Dataset excerpts
####

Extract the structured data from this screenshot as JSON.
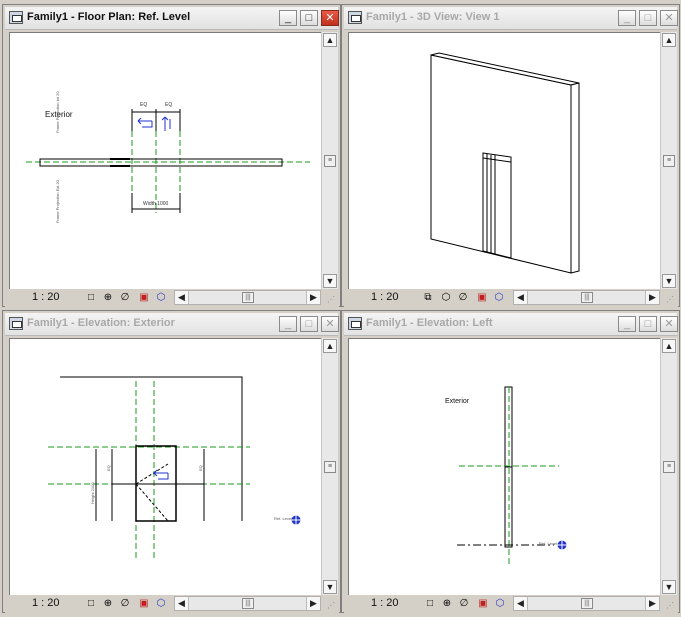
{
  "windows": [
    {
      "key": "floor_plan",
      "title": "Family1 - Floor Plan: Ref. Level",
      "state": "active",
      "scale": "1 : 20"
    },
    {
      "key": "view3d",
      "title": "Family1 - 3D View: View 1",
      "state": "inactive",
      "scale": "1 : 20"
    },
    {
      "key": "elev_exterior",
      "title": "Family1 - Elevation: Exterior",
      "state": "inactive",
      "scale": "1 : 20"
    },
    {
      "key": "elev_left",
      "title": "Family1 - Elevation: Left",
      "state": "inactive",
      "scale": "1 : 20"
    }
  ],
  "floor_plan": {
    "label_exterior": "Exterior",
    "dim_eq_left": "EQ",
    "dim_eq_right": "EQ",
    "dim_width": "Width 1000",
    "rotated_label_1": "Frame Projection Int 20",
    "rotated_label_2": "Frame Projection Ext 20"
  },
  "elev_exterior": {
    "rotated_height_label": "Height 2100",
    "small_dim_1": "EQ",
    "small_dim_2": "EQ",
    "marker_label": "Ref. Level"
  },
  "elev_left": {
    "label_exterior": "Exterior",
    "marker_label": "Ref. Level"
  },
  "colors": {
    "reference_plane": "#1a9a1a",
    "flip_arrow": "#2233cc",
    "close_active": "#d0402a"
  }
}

####

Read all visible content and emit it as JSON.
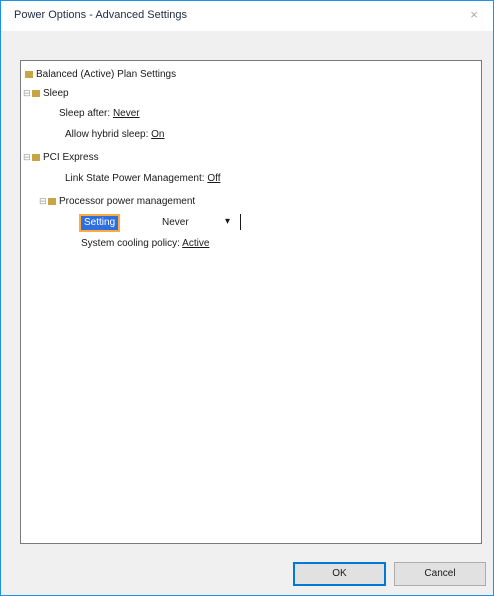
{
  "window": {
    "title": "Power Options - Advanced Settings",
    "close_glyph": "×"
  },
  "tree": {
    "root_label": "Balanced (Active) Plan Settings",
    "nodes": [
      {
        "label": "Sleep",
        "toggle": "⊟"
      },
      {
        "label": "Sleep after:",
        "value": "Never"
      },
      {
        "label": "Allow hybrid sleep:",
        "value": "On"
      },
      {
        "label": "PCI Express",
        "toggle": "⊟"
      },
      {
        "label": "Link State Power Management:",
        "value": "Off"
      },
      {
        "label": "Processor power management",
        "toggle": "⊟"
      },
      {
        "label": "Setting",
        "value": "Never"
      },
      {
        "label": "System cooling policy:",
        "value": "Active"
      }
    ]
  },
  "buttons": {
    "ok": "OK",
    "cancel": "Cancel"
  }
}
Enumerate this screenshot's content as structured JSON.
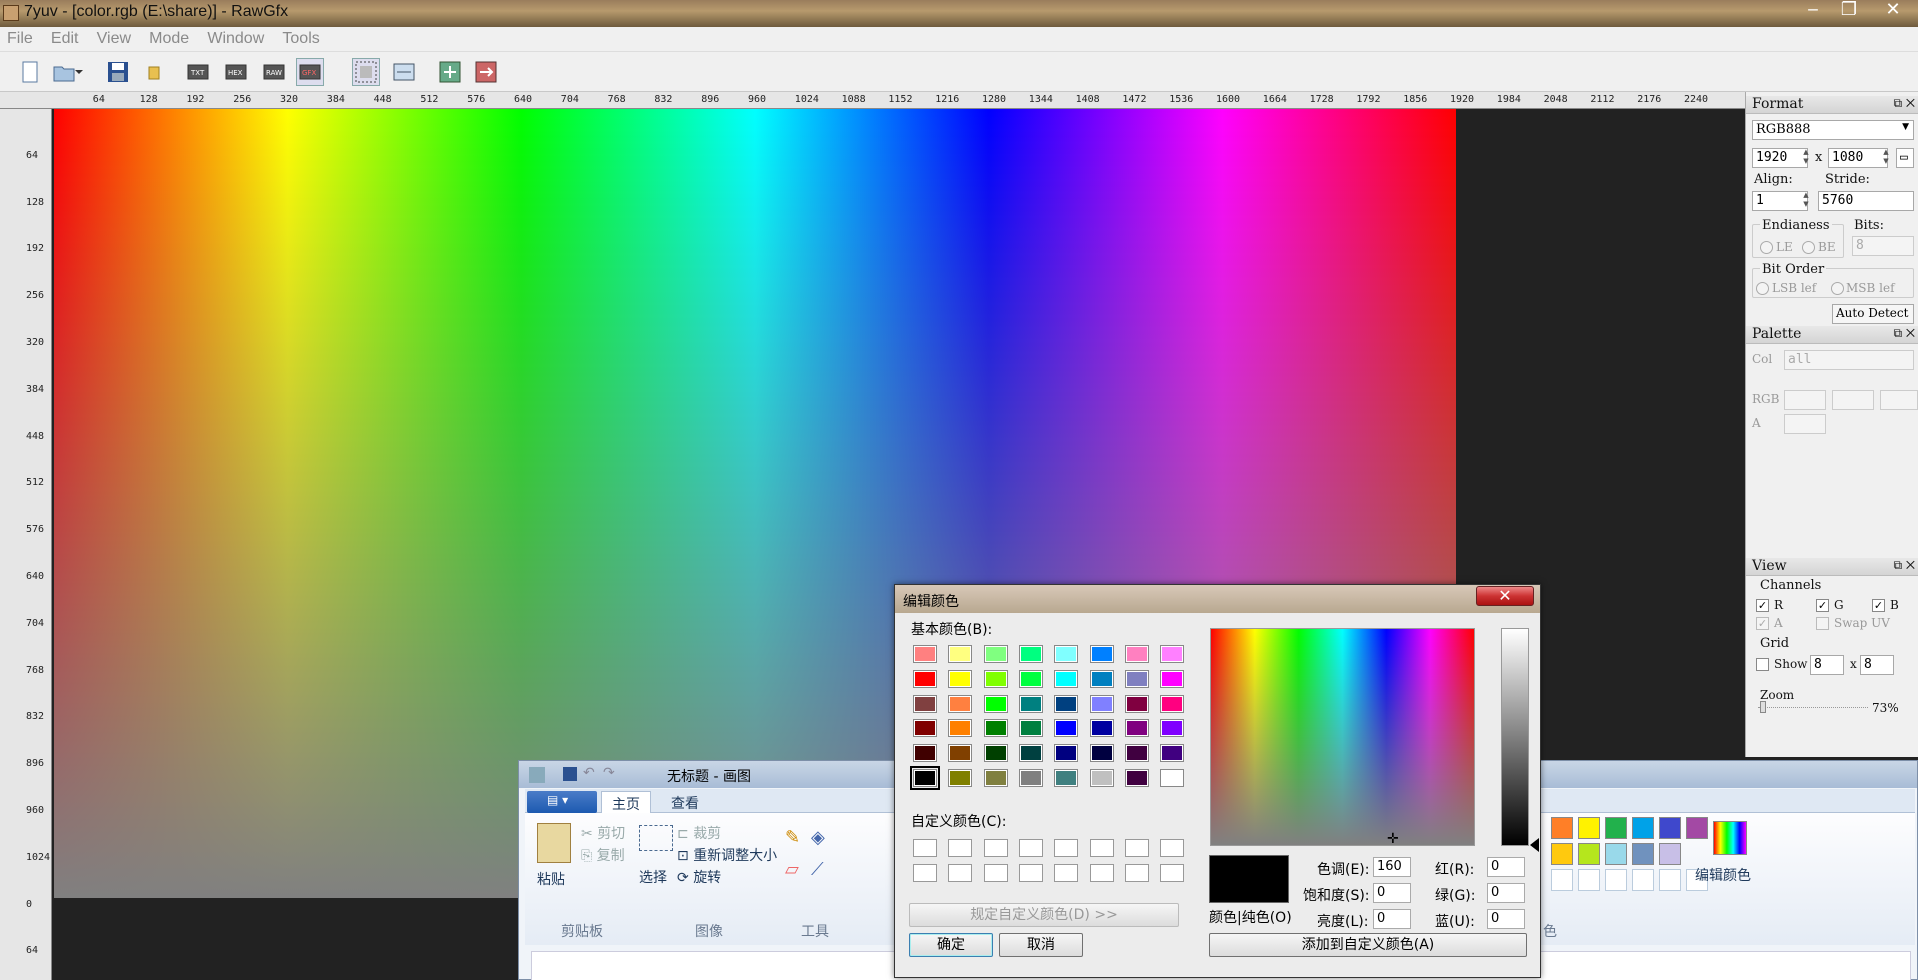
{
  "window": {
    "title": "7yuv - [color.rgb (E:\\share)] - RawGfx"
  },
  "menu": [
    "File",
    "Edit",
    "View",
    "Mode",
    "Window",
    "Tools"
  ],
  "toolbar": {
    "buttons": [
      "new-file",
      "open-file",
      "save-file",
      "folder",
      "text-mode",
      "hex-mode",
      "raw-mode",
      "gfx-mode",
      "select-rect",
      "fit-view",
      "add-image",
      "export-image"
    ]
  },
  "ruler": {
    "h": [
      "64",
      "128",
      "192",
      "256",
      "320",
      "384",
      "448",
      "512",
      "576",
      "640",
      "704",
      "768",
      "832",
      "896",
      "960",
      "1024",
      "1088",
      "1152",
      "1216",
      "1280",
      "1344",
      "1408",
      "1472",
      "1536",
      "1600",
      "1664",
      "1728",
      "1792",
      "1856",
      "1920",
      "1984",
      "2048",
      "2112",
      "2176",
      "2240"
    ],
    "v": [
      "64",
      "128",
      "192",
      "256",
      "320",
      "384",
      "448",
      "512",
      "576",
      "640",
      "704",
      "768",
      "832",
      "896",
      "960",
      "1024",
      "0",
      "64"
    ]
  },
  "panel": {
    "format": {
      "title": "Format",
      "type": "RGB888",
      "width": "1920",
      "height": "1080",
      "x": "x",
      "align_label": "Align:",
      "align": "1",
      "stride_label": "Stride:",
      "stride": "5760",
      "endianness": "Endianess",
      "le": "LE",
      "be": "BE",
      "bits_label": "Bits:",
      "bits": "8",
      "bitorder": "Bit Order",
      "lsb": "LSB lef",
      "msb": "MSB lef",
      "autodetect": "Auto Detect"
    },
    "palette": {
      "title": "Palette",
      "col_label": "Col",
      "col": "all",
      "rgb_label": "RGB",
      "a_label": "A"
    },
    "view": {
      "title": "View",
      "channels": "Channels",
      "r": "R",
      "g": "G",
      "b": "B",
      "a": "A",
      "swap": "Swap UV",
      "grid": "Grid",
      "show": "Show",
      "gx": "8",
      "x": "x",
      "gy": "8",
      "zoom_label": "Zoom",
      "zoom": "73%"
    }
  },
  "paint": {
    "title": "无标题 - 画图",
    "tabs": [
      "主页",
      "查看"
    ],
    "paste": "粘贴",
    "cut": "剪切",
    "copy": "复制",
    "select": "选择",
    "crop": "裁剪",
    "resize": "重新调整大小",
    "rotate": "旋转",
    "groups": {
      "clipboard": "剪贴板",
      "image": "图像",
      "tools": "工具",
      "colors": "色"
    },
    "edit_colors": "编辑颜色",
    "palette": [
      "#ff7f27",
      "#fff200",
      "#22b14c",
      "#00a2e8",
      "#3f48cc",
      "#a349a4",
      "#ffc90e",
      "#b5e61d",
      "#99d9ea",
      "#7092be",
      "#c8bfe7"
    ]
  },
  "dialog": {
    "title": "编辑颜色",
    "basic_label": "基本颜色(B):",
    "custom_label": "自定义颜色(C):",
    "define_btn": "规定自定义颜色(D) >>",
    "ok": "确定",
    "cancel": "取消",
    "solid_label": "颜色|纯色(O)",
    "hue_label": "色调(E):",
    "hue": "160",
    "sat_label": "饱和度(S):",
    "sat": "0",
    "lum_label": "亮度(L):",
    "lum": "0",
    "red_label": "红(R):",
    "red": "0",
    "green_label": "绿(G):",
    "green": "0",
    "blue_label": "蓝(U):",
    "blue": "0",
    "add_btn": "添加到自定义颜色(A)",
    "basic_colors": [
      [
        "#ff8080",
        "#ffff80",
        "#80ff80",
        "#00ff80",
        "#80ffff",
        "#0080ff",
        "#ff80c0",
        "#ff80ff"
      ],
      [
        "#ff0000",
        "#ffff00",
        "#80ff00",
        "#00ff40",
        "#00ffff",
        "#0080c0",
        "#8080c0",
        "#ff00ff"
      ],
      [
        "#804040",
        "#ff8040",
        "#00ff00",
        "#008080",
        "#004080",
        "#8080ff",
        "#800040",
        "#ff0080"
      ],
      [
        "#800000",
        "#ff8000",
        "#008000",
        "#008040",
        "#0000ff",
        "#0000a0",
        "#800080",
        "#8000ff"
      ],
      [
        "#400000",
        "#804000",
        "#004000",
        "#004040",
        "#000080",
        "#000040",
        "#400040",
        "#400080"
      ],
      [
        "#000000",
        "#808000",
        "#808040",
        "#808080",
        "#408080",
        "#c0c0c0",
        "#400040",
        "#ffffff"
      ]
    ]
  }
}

####

TASK INSTRUCTIONS: Search the preceding listing for the word "screenshot" and pull out every line that holds it.

TASK OUTPUT:
Extract the structured data from this screenshot as JSON.
Enumerate this screenshot's content as structured JSON.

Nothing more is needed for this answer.